--- Start Given data ---

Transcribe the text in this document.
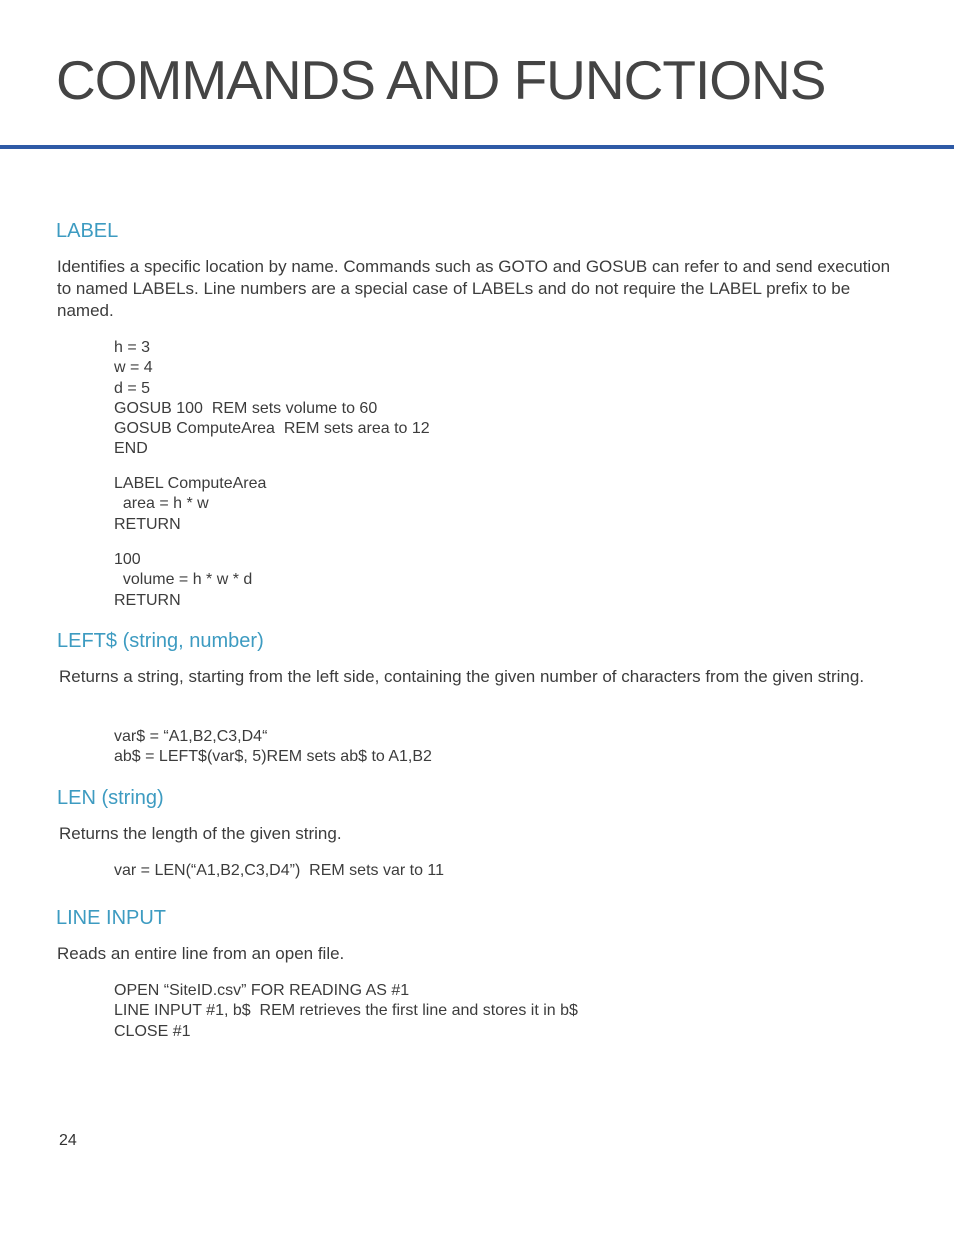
COMMANDS AND FUNCTIONS
LABEL

Identifies a specific location by name. Commands such as GOTO and GOSUB can refer to and send execution to named LABELs. Line numbers are a special case of LABELs and do not require the LABEL prefix to be named.

h = 3
w = 4
d = 5
GOSUB 100  REM sets volume to 60
GOSUB ComputeArea  REM sets area to 12
END
LABEL ComputeArea
area = h * w
RETURN
100
volume = h * w * d
RETURN
LEFT$ (string, number)

Returns a string, starting from the left side, containing the given number of characters from the given string.

var$ = “A1,B2,C3,D4“
ab$ = LEFT$(var$, 5)REM sets ab$ to A1,B2
LEN (string)

Returns the length of the given string.

var = LEN(“A1,B2,C3,D4”)  REM sets var to 11
LINE INPUT

Reads an entire line from an open file.

OPEN “SiteID.csv” FOR READING AS #1
LINE INPUT #1, b$  REM retrieves the first line and stores it in b$
CLOSE #1
24
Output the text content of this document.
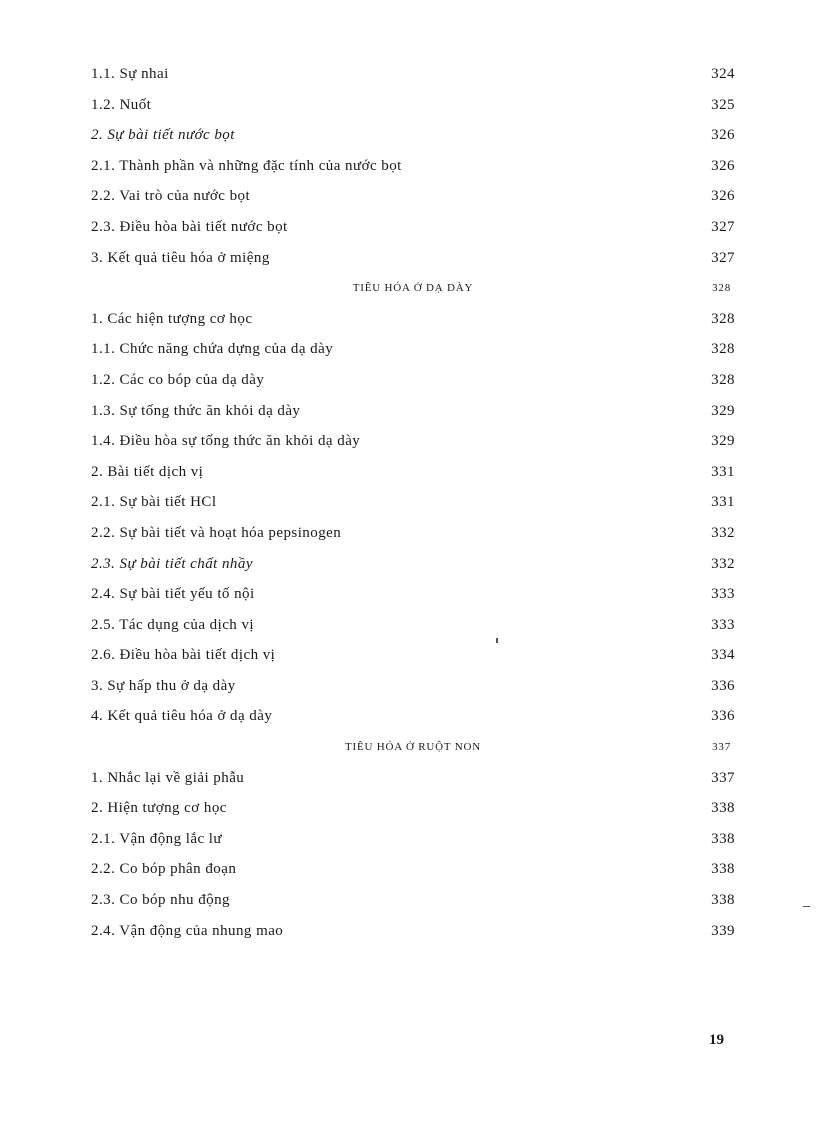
1.1. Sự nhai	324
1.2. Nuốt	325
2. Sự bài tiết nước bọt	326
2.1. Thành phần và những đặc tính của nước bọt	326
2.2. Vai trò của nước bọt	326
2.3. Điều hòa bài tiết nước bọt	327
3. Kết quả tiêu hóa ở miệng	327
TIÊU HÓA Ở DẠ DÀY	328
1. Các hiện tượng cơ học	328
1.1. Chức năng chứa dựng của dạ dày	328
1.2. Các co bóp của dạ dày	328
1.3. Sự tống thức ăn khỏi dạ dày	329
1.4. Điều hòa sự tống thức ăn khỏi dạ dày	329
2. Bài tiết dịch vị	331
2.1. Sự bài tiết HCl	331
2.2. Sự bài tiết và hoạt hóa pepsinogen	332
2.3. Sự bài tiết chất nhầy	332
2.4. Sự bài tiết yếu tố nội	333
2.5. Tác dụng của dịch vị	333
2.6. Điều hòa bài tiết dịch vị	334
3. Sự hấp thu ở dạ dày	336
4. Kết quả tiêu hóa ở dạ dày	336
TIÊU HÓA Ở RUỘT NON	337
1. Nhắc lại về giải phẫu	337
2. Hiện tượng cơ học	338
2.1. Vận động lắc lư	338
2.2. Co bóp phân đoạn	338
2.3. Co bóp nhu động	338
2.4. Vận động của nhung mao	339
19
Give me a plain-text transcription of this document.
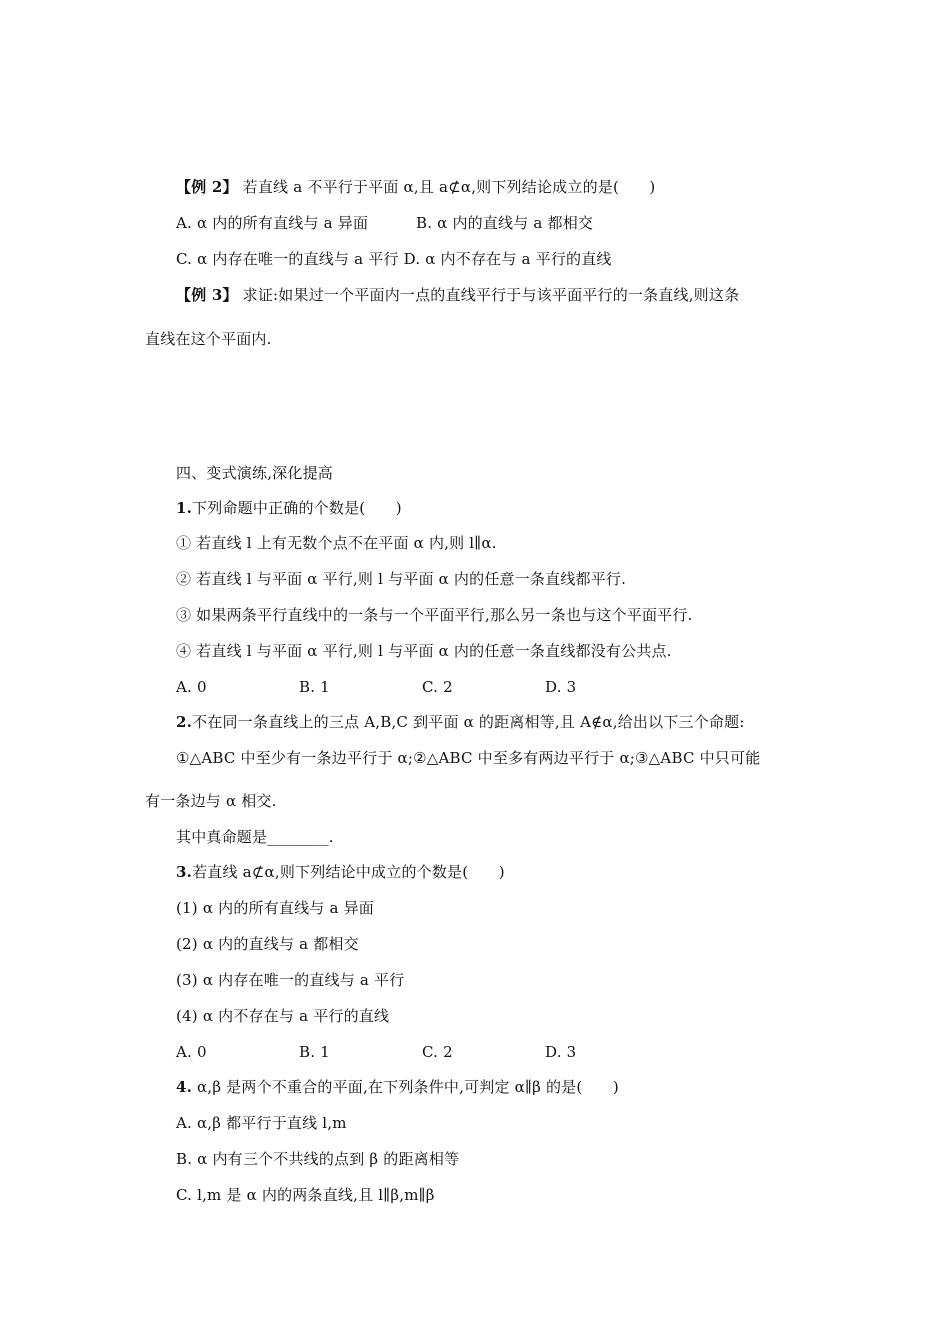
【例 2】 若直线 a 不平行于平面 α,且 a⊄α,则下列结论成立的是(　　)
A. α 内的所有直线与 a 异面	B. α 内的直线与 a 都相交
C. α 内存在唯一的直线与 a 平行 D. α 内不存在与 a 平行的直线
【例 3】 求证:如果过一个平面内一点的直线平行于与该平面平行的一条直线,则这条
直线在这个平面内.
四、变式演练,深化提高
1.下列命题中正确的个数是(　　)
① 若直线 l 上有无数个点不在平面 α 内,则 l∥α.
② 若直线 l 与平面 α 平行,则 l 与平面 α 内的任意一条直线都平行.
③ 如果两条平行直线中的一条与一个平面平行,那么另一条也与这个平面平行.
④ 若直线 l 与平面 α 平行,则 l 与平面 α 内的任意一条直线都没有公共点.
A. 0	B. 1	C. 2	D. 3
2.不在同一条直线上的三点 A,B,C 到平面 α 的距离相等,且 A∉α,给出以下三个命题:
①△ABC 中至少有一条边平行于 α;②△ABC 中至多有两边平行于 α;③△ABC 中只可能
有一条边与 α 相交.
其中真命题是________.
3.若直线 a⊄α,则下列结论中成立的个数是(　　)
(1) α 内的所有直线与 a 异面
(2) α 内的直线与 a 都相交
(3) α 内存在唯一的直线与 a 平行
(4) α 内不存在与 a 平行的直线
A. 0	B. 1	C. 2	D. 3
4. α,β 是两个不重合的平面,在下列条件中,可判定 α∥β 的是(　　)
A. α,β 都平行于直线 l,m
B. α 内有三个不共线的点到 β 的距离相等
C. l,m 是 α 内的两条直线,且 l∥β,m∥β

--- End Given data ---

What to work on
Scan the material above. Copy each line that holds the word "volume".

Answer to this problem
GOSUB 100  REM sets volume to 60
volume = h * w * d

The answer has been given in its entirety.